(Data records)
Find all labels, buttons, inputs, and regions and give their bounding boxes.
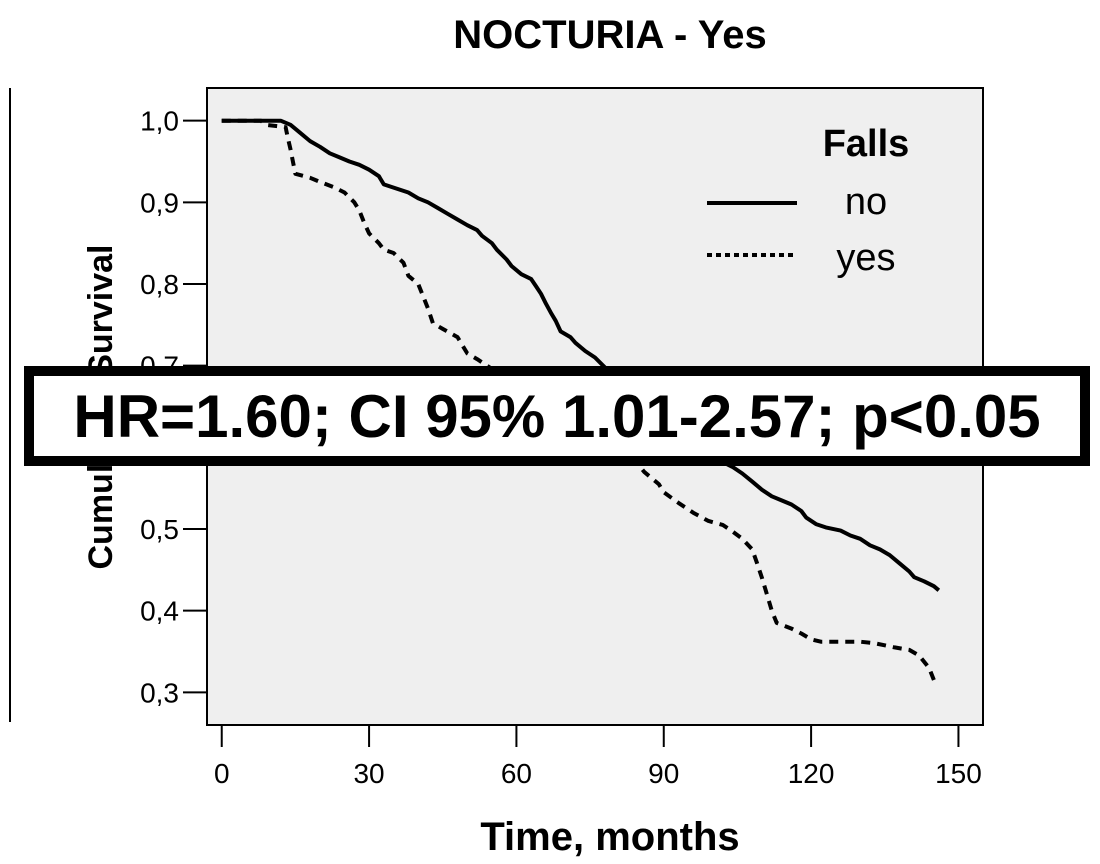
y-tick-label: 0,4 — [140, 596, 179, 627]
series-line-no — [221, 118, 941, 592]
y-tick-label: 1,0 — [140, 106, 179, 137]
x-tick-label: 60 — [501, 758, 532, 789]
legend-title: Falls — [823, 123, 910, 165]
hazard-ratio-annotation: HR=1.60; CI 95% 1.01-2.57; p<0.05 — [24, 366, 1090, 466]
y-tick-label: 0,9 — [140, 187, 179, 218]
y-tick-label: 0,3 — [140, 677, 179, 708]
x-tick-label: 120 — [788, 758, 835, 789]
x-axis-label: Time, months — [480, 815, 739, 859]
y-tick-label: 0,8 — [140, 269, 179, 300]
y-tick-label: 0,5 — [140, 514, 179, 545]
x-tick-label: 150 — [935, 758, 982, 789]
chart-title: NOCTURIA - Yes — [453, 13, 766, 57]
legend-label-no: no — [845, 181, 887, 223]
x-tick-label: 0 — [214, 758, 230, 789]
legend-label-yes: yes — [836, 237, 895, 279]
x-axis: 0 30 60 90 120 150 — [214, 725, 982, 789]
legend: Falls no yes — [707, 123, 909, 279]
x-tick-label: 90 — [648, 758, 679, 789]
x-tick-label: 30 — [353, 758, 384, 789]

EXERCISE INSTRUCTIONS: Format the lines in the entries above as a JSON list of strings, one string per line with blank lines left out, starting with the line that contains "y-tick-label: 0,4 — [140, 596, 179, 627]" and going on through the end of the entries.

ANSWER FOR THE TASK:
[
  "y-tick-label: 0,4 — [140, 596, 179, 627]",
  "series-line-no — [221, 118, 941, 592]",
  "y-tick-label: 1,0 — [140, 106, 179, 137]",
  "x-tick-label: 60 — [501, 758, 532, 789]",
  "legend-title: Falls — [823, 123, 910, 165]",
  "hazard-ratio-annotation: HR=1.60; CI 95% 1.01-2.57; p<0.05 — [24, 366, 1090, 466]",
  "y-tick-label: 0,9 — [140, 187, 179, 218]",
  "y-tick-label: 0,3 — [140, 677, 179, 708]",
  "x-tick-label: 120 — [788, 758, 835, 789]",
  "x-axis-label: Time, months — [480, 815, 739, 859]",
  "y-tick-label: 0,8 — [140, 269, 179, 300]",
  "y-tick-label: 0,5 — [140, 514, 179, 545]",
  "x-tick-label: 150 — [935, 758, 982, 789]",
  "chart-title: NOCTURIA - Yes — [453, 13, 766, 57]",
  "legend-label-no: no — [845, 181, 887, 223]",
  "x-tick-label: 0 — [214, 758, 230, 789]",
  "legend-label-yes: yes — [836, 237, 895, 279]",
  "x-axis: 0 30 60 90 120 150 — [214, 725, 982, 789]",
  "legend: Falls no yes — [707, 123, 909, 279]",
  "x-tick-label: 90 — [648, 758, 679, 789]",
  "x-tick-label: 30 — [353, 758, 384, 789]"
]